Required task: Render every line of the entries below as a JSON list of strings, one string per line, skipping blank lines.

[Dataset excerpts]
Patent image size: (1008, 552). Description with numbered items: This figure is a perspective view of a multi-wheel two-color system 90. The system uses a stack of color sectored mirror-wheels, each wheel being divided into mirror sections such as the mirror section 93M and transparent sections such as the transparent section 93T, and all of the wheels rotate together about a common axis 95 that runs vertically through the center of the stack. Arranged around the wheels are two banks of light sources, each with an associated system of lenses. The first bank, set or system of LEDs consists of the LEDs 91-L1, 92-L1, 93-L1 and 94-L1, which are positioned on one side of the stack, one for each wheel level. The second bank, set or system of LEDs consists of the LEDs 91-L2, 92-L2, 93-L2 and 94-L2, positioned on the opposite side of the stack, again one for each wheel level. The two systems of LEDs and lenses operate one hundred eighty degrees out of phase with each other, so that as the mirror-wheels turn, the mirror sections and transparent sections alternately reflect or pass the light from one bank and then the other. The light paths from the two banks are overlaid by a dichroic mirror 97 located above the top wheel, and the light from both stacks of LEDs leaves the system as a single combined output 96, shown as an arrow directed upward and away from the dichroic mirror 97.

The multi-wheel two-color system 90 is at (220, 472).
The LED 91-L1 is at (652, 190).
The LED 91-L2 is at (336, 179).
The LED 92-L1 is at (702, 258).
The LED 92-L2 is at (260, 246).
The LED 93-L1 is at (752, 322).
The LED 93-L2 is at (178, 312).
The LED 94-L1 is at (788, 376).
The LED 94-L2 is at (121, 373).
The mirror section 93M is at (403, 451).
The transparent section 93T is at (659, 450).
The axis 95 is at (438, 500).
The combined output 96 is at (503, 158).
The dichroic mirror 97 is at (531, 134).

Complete response:
[
  "Patent image size: (1008, 552). Description with numbered items: This figure is a perspective view of a multi-wheel two-color system 90. The system uses a stack of color sectored mirror-wheels, each wheel being divided into mirror sections such as the mirror section 93M and transparent sections such as the transparent section 93T, and all of the wheels rotate together about a common axis 95 that runs vertically through the center of the stack. Arranged around the wheels are two banks of light sources, each with an associated system of lenses. The first bank, set or system of LEDs consists of the LEDs 91-L1, 92-L1, 93-L1 and 94-L1, which are positioned on one side of the stack, one for each wheel level. The second bank, set or system of LEDs consists of the LEDs 91-L2, 92-L2, 93-L2 and 94-L2, positioned on the opposite side of the stack, again one for each wheel level. The two systems of LEDs and lenses operate one hundred eighty degrees out of phase with each other, so that as the mirror-wheels turn, the mirror sections and transparent sections alternately reflect or pass the light from one bank and then the other. The light paths from the two banks are overlaid by a dichroic mirror 97 located above the top wheel, and the light from both stacks of LEDs leaves the system as a single combined output 96, shown as an arrow directed upward and away from the dichroic mirror 97.",
  "The multi-wheel two-color system 90 is at (220, 472).",
  "The LED 91-L1 is at (652, 190).",
  "The LED 91-L2 is at (336, 179).",
  "The LED 92-L1 is at (702, 258).",
  "The LED 92-L2 is at (260, 246).",
  "The LED 93-L1 is at (752, 322).",
  "The LED 93-L2 is at (178, 312).",
  "The LED 94-L1 is at (788, 376).",
  "The LED 94-L2 is at (121, 373).",
  "The mirror section 93M is at (403, 451).",
  "The transparent section 93T is at (659, 450).",
  "The axis 95 is at (438, 500).",
  "The combined output 96 is at (503, 158).",
  "The dichroic mirror 97 is at (531, 134)."
]